* _PROVIDED TEXT_:
※

[ANNOUNCE/RFC] Really Simple Really Fair Scheduler

* Ingo Molnar <mingo@elte.hu> wrote:

> Your math is fairly simple (and that is _good_, just like CFS's 
> existing math is simple), it can be summed up in essence as (without 
> complicating it with nice-level weighting, for easy 
> understandability):
> 
> " use the already existing p->sum_exec_runtime 'task runtime' metric 
>   that CFS maintains, and use that as the key into the rb-tree that 
>   selects tasks that should be run next. To handle sleeping tasks: keep 
>   a per-rq sum of all runnable task's ->sum_exec_runtime values and 
>   start newly woken tasks at the average rq->sum/nr_running value. "
> 
> Now your patch does not actually do it that way in a clearly 
> discernible manner because lots of changes are intermixed into one big 
> patch.
> 
> ( please correct me if i got your math wrong. Your patch does not add 
>   any comments at all to the new code and this slowed down my review
>   and analysis of your patch quite considerably. Lack of comments makes
>   it harder to see the purpose and makes it harder to notice the
>   benefits/tradeoffs involved in each change. )

Roman, as an addendum to my review, please find below a prototype patch 
i've just written that implements RSRFS (Really Simple Really Fair 
Scheduler) ontop of CFS. It is intended to demonstrate the essence of 
the math you have presented via your patch. (it has no nice levels 
support yet, to make the math really apparent to everyone interested)

※

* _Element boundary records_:
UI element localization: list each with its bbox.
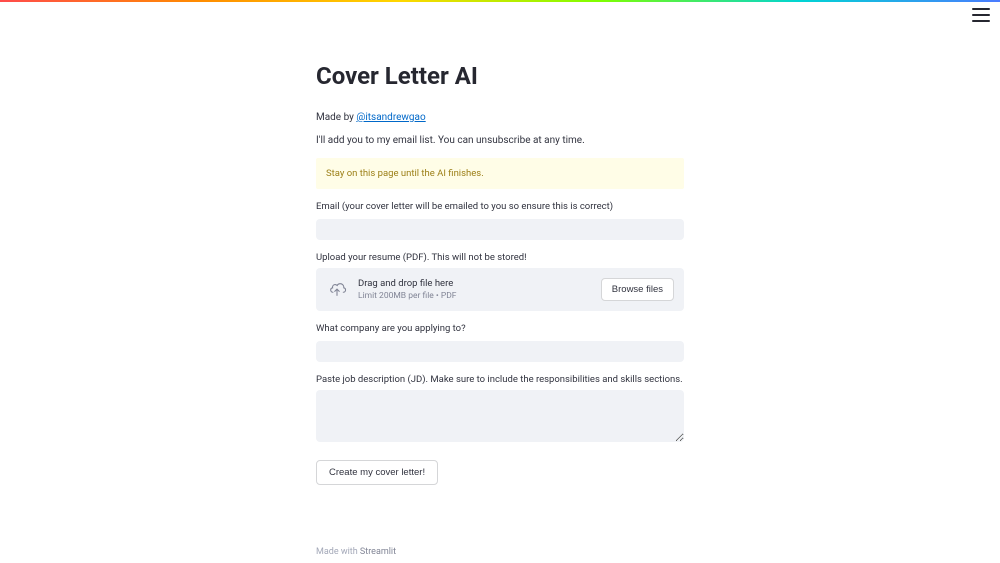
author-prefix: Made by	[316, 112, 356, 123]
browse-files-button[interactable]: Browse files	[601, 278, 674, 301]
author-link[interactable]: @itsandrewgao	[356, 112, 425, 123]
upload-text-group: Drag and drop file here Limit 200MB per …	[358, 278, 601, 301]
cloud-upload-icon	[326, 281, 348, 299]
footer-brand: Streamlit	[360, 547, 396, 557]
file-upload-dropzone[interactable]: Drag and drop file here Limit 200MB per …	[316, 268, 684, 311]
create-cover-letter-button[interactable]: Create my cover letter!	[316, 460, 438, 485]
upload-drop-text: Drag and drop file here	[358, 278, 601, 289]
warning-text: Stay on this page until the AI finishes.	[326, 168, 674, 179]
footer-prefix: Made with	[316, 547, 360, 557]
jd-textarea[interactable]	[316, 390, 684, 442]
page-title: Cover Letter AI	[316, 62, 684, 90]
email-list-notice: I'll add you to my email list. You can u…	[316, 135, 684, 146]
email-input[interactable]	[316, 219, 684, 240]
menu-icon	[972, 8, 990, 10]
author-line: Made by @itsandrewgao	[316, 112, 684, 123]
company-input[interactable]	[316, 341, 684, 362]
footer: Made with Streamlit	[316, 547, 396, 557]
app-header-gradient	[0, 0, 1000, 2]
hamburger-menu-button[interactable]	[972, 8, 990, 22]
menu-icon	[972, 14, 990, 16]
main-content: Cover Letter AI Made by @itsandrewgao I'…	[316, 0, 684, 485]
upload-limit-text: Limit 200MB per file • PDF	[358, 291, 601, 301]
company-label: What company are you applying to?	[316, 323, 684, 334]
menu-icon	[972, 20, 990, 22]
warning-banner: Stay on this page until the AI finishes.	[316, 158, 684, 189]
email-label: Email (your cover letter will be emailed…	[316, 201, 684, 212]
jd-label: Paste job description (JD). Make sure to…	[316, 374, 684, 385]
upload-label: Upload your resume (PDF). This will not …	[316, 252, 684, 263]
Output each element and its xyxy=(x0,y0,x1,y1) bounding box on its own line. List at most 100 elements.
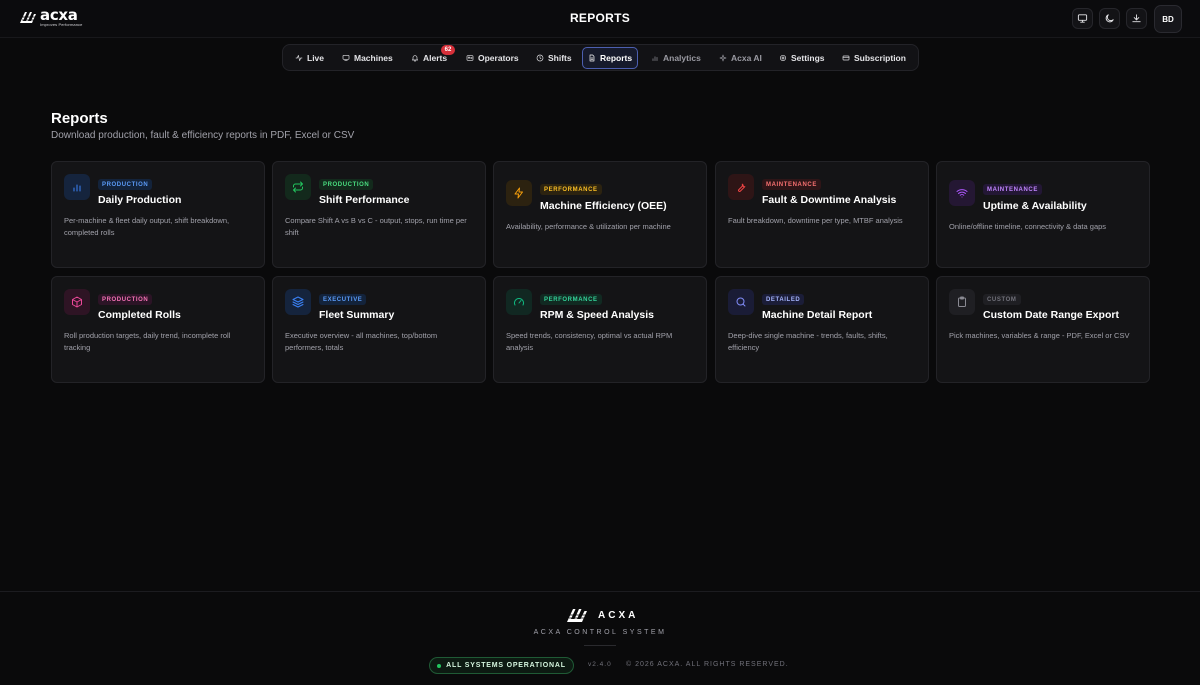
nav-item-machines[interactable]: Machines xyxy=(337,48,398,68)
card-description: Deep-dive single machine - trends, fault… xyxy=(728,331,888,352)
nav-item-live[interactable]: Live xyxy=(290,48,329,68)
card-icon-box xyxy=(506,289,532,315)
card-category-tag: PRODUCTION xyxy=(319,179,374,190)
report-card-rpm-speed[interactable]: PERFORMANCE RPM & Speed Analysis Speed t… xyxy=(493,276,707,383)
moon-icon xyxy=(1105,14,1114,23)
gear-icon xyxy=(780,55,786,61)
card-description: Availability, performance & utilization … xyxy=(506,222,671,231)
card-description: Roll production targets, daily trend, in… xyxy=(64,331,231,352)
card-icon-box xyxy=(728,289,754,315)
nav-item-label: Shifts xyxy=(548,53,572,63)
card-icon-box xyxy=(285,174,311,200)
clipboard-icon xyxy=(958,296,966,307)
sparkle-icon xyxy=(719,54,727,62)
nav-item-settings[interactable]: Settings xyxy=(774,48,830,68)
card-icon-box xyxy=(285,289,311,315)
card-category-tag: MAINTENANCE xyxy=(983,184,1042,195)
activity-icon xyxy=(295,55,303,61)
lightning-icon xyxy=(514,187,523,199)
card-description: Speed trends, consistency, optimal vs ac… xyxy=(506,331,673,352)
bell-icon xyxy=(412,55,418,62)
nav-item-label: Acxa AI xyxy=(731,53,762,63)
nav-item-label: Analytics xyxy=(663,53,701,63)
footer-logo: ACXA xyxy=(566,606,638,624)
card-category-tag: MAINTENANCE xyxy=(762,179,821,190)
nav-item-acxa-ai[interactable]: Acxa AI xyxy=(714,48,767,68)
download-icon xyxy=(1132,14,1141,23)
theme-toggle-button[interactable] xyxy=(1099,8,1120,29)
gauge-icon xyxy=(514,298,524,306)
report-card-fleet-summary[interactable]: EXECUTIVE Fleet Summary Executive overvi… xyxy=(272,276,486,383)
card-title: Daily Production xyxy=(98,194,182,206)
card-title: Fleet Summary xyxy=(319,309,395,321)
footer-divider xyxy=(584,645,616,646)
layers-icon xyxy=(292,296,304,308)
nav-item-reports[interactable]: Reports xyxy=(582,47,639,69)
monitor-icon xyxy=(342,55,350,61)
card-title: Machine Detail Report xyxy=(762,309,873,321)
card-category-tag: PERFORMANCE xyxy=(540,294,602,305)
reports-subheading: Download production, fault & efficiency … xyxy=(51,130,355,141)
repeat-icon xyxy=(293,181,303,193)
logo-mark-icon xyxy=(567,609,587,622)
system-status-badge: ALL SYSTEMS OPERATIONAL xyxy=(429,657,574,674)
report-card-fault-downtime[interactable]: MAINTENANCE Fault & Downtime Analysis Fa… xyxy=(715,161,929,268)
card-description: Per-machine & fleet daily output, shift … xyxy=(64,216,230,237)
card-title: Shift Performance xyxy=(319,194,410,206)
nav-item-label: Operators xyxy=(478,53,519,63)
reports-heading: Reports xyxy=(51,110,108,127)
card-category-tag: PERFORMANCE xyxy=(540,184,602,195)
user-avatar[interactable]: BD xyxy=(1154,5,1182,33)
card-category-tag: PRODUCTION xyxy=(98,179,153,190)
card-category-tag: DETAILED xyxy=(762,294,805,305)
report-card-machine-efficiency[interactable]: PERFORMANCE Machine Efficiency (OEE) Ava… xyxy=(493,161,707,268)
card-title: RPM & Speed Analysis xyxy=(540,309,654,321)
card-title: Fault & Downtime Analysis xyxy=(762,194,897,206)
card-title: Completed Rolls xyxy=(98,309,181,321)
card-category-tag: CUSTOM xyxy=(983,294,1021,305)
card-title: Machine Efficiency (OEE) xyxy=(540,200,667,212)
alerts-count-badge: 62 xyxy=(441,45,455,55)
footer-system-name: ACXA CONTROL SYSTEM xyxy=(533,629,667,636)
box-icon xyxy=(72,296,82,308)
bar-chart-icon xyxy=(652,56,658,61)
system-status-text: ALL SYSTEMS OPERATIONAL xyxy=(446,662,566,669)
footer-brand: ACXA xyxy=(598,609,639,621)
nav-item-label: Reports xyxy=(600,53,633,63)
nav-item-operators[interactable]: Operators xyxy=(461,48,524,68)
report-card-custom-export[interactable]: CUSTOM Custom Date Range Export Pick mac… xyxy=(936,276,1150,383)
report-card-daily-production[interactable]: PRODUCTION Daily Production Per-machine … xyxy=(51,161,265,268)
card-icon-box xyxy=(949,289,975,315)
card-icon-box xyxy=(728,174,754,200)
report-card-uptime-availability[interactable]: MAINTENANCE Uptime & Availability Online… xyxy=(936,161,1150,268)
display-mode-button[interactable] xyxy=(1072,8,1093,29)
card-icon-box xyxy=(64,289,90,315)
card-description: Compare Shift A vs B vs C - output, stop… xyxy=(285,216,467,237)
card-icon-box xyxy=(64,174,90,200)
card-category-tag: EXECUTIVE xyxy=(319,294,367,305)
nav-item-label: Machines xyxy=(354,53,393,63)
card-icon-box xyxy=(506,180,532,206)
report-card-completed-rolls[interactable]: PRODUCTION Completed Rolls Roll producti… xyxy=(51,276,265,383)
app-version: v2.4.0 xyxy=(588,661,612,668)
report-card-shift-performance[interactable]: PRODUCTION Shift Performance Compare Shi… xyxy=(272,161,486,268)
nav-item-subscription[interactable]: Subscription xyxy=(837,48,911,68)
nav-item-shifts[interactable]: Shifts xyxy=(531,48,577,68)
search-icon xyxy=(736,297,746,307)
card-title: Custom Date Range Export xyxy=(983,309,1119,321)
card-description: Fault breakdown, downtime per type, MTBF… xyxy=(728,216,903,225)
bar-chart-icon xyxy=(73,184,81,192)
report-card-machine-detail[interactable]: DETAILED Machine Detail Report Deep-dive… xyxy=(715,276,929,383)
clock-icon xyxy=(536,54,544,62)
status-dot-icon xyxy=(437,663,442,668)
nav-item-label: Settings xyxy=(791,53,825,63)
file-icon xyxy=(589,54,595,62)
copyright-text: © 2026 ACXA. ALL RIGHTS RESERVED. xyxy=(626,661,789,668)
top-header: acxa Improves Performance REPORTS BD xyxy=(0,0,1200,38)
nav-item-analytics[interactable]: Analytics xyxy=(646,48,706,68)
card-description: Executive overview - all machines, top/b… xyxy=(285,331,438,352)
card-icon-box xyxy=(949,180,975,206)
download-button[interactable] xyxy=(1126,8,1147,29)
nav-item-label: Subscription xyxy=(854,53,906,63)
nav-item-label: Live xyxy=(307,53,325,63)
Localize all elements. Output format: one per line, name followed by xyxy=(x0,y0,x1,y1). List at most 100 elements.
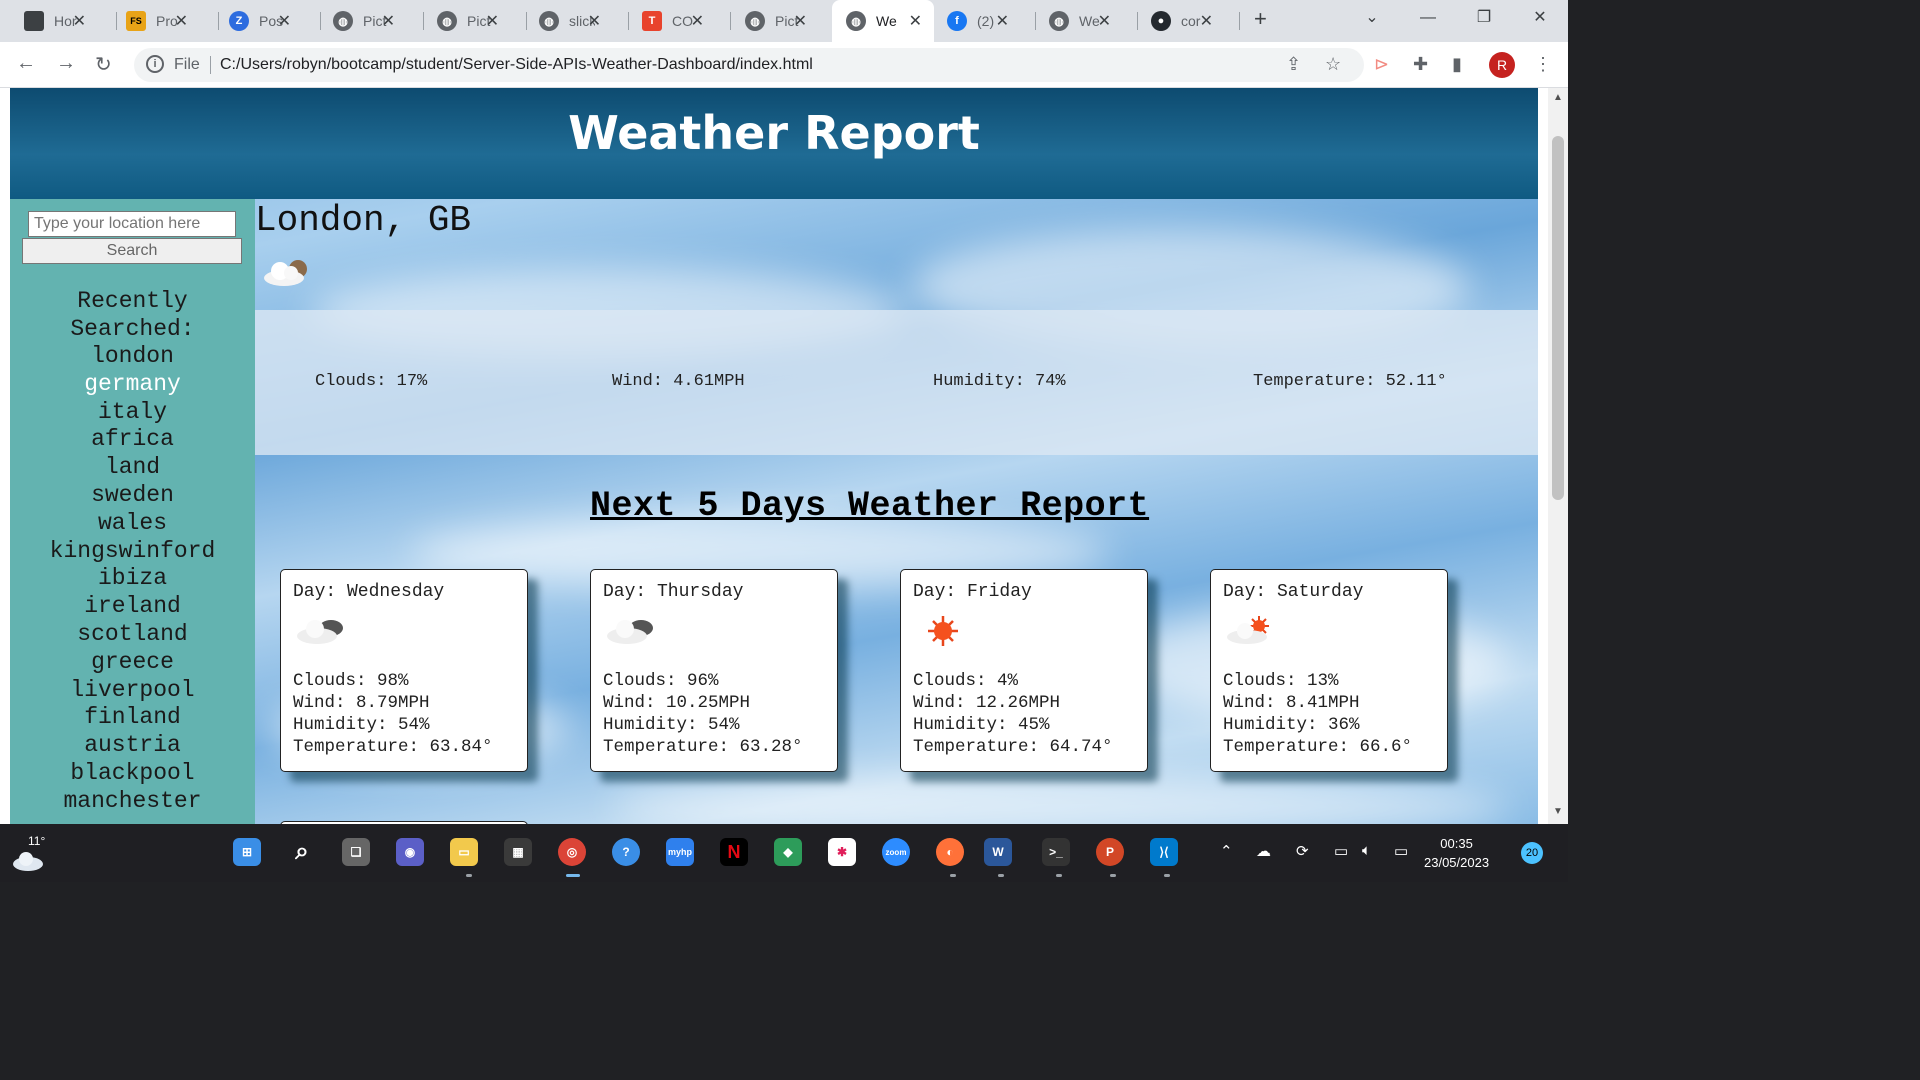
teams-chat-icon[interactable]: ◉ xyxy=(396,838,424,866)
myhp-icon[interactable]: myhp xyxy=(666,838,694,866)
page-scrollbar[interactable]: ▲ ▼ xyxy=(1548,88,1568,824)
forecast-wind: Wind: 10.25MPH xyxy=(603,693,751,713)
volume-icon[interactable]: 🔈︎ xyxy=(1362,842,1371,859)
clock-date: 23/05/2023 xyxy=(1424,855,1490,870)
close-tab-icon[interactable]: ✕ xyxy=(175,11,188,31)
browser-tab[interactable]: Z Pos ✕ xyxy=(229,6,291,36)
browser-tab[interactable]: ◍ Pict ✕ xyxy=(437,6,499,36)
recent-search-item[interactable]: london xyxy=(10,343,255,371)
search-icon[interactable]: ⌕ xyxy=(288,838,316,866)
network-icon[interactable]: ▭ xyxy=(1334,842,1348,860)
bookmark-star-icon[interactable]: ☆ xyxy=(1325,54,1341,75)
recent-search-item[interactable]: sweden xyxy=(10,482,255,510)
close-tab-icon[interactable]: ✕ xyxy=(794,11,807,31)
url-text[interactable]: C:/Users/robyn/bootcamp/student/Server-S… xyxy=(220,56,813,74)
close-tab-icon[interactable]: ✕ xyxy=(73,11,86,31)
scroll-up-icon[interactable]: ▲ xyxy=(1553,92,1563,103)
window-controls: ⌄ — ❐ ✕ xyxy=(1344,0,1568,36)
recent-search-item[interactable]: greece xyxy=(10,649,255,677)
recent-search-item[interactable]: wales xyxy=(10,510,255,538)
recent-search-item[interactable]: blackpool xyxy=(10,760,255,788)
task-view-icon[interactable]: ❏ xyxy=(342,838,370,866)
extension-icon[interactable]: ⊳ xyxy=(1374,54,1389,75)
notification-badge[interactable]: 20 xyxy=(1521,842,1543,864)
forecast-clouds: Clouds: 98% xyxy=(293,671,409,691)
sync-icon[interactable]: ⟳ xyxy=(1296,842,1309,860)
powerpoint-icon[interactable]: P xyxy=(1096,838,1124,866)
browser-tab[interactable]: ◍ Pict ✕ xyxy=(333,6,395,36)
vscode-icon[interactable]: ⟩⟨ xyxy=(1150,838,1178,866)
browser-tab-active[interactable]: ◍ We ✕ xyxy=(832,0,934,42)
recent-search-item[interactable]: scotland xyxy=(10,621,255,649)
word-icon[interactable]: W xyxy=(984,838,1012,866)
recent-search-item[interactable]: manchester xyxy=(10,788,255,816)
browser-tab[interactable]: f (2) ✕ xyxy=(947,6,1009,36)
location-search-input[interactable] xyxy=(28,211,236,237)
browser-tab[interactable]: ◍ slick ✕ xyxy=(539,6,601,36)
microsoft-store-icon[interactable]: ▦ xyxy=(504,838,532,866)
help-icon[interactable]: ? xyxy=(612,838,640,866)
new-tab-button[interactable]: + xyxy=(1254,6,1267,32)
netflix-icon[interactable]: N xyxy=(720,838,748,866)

※

* _GOALS_:
• 1. From the scheduler announcement, echo the passage starting with "Roman, as an" and going on through "to everyone interested)".
• 2. According to the scheduler announcement, on top of which existing scheduler is the prototype patch implemented?
• 3. Rewrite the paragraph of the scheduler announcement that begins "Roman, as an addendum to my review" in shorter form, keeping its main facts.

* _THE SOLUTIONS_:
• 1.
Roman, as an addendum to my review, please find below a prototype patch 
i've just written that implements RSRFS (Really Simple Really Fair 
Scheduler) ontop of CFS. It is intended to demonstrate the essence of 
the math you have presented via your patch. (it has no nice levels 
support yet, to make the math really apparent to everyone interested)

• 2. CFS

• 3. As an addendum to the review, Roman is given a newly written prototype patch that implements RSRFS (Really Simple Really Fair Scheduler) on top of CFS. It shows the essence of the math from Roman's patch and leaves out nice-level support for now, so the math is plain to anyone interested.